PROBLÈME 1 -
Dans l’extrait sur les animaux en hiver, vers quel pays le papillon monarque descend-il à l’automne ?
PROBLÈME 2 -
Recopiez fidèlement le passage de l’extrait sur les animaux en hiver compris entre « L’hiver donne parfois » et « de journée d’automne. », ces deux passages inclus.

L’hiver donne parfois l’impression que la nature s’est endormie, mais quiconque est amateur de plein air sait que la nature est bien vivante autour de nous, même quand le mercure descend. Les animaux qui nous entourent ont tous leur stratégie pour survivre à la saison froide.

Ceux qui partent et ceux qui restent
La migration est probablement la plus visible de ces stratégies. Plutôt que de passer l’hiver avec nous, bon nombre d’animaux partent pour des cieux plus cléments, vers des destinations qui varient selon l’espèce. Le papillon monarque est devenu l’emblème de ce phénomène cyclique, lui qui descend vers le Mexique à l’automne et vient nous retrouver à l’été.

On peut aussi penser à l’étourneau sansonnet, cet oiseau noir tacheté qui tient des réunions pré-migratoires bruyantes sur les fils électriques et donne parfois un air hitchcockien aux fins de journée d’automne.

Hibernation ou hivernation
L’hibernation est une autre stratégie dont on a tous entendu parler, bien qu’elle vienne avec certaines idées préconçues. Hiberner, ce n’est pas seulement dormir profondément. Lorsqu’un animal se met en hibernation, ses fonctions vitales ralentissent, incluant le rythme cardiaque, et il plonge dans une léthargie tout l’hiver.

LIGNES EXTRAITES -
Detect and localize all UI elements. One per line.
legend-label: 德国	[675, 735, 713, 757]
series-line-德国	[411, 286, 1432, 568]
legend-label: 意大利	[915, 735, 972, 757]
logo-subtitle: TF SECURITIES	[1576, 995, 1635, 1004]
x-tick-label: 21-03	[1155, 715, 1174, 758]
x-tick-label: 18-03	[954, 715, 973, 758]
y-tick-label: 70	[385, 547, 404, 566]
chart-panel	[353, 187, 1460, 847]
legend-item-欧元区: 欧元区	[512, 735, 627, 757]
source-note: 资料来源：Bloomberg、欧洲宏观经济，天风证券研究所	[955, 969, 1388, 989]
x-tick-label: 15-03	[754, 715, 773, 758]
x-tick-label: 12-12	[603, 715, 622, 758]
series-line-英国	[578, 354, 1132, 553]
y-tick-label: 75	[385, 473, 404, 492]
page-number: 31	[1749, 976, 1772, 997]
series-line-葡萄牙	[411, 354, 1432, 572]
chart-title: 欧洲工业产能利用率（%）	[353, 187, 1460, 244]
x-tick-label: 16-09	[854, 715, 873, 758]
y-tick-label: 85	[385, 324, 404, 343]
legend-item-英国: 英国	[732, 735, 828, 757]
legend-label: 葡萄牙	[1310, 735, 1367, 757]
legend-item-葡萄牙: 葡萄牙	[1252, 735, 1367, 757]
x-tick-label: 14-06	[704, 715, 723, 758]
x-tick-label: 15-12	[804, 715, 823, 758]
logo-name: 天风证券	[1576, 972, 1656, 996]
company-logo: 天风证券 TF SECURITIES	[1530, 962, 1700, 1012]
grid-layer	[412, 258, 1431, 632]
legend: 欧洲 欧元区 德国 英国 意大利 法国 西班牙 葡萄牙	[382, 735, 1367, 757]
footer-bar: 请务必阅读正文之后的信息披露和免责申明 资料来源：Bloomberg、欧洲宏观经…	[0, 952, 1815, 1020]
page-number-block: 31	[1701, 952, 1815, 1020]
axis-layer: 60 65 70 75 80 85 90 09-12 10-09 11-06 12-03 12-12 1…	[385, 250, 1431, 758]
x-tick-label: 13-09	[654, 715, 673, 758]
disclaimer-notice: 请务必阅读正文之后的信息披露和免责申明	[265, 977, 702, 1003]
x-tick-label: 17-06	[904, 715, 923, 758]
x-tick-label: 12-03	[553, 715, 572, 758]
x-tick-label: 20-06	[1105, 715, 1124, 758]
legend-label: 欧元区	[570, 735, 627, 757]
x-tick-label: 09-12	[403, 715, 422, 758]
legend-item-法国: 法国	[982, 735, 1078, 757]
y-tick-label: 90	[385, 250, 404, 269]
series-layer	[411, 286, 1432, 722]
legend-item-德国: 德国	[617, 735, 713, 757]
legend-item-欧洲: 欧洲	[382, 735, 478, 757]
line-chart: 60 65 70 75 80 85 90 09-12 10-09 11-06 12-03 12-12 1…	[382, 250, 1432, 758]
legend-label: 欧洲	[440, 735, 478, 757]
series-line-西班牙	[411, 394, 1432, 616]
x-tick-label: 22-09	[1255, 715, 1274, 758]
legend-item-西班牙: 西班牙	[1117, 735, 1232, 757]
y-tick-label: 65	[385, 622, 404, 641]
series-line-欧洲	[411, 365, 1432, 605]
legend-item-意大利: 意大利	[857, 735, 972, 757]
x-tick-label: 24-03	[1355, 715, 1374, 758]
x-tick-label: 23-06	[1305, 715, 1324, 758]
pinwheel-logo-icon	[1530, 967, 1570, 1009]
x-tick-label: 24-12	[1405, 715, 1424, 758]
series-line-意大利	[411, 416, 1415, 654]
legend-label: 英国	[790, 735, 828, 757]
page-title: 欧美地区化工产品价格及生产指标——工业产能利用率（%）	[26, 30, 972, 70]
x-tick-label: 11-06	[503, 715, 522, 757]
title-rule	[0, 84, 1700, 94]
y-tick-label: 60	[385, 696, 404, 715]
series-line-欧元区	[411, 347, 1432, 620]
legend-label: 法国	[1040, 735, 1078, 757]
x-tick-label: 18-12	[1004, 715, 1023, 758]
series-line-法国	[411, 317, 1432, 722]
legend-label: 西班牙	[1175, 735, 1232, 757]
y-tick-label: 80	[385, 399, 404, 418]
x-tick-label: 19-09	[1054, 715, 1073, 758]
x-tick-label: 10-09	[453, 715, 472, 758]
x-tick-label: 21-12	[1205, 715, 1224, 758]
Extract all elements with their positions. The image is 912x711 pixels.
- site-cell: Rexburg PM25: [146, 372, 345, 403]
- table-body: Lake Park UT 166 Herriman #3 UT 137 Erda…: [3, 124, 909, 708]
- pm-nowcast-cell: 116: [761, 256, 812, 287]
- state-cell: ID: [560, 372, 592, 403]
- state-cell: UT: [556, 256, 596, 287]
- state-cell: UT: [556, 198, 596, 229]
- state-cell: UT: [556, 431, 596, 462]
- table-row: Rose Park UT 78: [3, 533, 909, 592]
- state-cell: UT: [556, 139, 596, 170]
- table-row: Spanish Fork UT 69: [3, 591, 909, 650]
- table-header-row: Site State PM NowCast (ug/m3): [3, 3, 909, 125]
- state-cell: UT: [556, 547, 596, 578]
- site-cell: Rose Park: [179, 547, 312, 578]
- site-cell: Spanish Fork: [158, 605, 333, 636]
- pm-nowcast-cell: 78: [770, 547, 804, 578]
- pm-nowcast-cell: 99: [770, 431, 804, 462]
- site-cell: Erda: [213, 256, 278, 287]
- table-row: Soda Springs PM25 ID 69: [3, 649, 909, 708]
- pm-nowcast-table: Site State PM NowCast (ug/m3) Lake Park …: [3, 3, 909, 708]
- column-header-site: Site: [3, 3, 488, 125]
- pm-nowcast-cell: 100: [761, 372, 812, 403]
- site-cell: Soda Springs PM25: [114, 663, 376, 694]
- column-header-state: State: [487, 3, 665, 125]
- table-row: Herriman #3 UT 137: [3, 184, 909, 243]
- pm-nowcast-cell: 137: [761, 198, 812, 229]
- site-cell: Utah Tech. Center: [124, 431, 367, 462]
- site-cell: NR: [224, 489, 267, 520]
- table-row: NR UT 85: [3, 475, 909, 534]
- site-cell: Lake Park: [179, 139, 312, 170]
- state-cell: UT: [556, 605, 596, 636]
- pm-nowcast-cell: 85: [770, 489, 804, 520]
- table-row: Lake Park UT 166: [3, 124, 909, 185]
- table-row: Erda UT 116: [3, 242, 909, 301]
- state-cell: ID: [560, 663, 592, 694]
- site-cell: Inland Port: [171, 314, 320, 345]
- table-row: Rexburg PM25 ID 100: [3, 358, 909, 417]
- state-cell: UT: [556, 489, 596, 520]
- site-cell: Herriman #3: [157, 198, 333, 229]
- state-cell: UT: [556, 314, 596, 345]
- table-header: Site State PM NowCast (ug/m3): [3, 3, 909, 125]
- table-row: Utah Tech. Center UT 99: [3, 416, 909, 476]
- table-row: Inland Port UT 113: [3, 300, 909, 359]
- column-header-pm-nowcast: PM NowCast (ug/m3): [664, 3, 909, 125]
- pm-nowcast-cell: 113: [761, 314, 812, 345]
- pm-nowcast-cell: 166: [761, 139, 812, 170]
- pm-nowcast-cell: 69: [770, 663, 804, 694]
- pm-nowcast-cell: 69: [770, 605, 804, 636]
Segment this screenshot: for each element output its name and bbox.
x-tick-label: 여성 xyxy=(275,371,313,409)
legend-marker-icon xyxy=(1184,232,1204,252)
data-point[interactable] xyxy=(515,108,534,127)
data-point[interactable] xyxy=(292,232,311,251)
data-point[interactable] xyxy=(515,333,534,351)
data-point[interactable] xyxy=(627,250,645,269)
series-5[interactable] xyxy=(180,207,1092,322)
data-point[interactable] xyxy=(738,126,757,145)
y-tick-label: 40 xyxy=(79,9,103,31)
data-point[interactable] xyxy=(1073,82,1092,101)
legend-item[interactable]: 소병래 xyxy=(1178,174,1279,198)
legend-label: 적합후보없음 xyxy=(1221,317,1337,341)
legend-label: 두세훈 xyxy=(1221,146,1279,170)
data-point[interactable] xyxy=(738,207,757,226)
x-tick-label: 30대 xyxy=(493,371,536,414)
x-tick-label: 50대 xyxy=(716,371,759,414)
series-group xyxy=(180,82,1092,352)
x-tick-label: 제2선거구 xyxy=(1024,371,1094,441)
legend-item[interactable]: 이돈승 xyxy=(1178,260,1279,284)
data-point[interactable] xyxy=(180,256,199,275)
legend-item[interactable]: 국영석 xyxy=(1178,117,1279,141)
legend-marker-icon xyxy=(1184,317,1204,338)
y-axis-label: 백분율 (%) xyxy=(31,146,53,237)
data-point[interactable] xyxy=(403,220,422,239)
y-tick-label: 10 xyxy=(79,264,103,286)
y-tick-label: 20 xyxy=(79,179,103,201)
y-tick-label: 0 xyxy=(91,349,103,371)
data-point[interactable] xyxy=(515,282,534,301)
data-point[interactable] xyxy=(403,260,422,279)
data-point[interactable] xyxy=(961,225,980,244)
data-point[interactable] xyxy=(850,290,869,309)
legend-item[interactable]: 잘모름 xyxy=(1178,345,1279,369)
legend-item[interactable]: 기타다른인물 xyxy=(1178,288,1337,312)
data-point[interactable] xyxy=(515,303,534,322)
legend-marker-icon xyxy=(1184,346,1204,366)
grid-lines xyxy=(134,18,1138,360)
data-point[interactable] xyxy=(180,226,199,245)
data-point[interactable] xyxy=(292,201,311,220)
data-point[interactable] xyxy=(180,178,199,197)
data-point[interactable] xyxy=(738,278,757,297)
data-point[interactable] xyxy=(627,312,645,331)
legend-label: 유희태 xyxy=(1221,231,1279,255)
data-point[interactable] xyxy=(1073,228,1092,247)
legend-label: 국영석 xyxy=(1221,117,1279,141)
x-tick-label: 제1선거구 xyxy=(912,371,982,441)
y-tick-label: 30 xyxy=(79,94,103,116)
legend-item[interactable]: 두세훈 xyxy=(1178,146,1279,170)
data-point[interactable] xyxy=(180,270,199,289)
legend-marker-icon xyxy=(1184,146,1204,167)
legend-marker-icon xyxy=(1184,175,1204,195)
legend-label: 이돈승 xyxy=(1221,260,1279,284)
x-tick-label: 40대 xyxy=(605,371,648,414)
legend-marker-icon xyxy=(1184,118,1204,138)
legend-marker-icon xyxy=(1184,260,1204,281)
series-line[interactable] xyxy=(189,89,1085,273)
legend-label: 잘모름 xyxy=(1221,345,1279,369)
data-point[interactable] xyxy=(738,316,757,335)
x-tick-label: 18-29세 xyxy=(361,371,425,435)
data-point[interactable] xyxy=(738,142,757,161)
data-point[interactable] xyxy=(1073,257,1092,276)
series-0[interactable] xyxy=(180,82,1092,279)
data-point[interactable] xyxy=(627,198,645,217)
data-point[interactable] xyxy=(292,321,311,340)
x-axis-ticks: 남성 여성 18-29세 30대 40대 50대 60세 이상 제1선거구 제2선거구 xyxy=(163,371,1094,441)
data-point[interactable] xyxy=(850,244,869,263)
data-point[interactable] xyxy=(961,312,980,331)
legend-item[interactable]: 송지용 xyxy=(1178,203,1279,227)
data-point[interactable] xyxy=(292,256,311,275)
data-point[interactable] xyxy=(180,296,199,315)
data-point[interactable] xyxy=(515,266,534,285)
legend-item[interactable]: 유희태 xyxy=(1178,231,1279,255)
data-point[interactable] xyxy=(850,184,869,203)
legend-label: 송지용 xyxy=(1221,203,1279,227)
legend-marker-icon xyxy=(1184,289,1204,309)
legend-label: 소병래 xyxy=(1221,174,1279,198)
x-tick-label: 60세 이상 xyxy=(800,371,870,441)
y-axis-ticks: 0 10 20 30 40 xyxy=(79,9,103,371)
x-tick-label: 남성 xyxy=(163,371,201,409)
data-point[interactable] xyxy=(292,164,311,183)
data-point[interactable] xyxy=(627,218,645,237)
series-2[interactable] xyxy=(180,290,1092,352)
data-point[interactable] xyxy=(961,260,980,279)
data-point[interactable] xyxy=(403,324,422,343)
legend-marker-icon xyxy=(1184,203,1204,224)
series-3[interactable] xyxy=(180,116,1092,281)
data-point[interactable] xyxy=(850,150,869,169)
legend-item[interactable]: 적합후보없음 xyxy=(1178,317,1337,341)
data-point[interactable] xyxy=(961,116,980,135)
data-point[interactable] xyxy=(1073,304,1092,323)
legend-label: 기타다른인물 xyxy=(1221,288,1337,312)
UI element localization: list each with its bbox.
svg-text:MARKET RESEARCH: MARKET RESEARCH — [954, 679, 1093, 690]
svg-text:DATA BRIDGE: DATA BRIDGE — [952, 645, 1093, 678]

RÉPONSE 1 -
Vers le Mexique.

RÉPONSE 2 -
L’hiver donne parfois l’impression que la nature s’est endormie, mais quiconque est amateur de plein air sait que la nature est bien vivante autour de nous, même quand le mercure descend. Les animaux qui nous entourent ont tous leur stratégie pour survivre à la saison froide.

Ceux qui partent et ceux qui restent
La migration est probablement la plus visible de ces stratégies. Plutôt que de passer l’hiver avec nous, bon nombre d’animaux partent pour des cieux plus cléments, vers des destinations qui varient selon l’espèce. Le papillon monarque est devenu l’emblème de ce phénomène cyclique, lui qui descend vers le Mexique à l’automne et vient nous retrouver à l’été.

On peut aussi penser à l’étourneau sansonnet, cet oiseau noir tacheté qui tient des réunions pré-migratoires bruyantes sur les fils électriques et donne parfois un air hitchcockien aux fins de journée d’automne.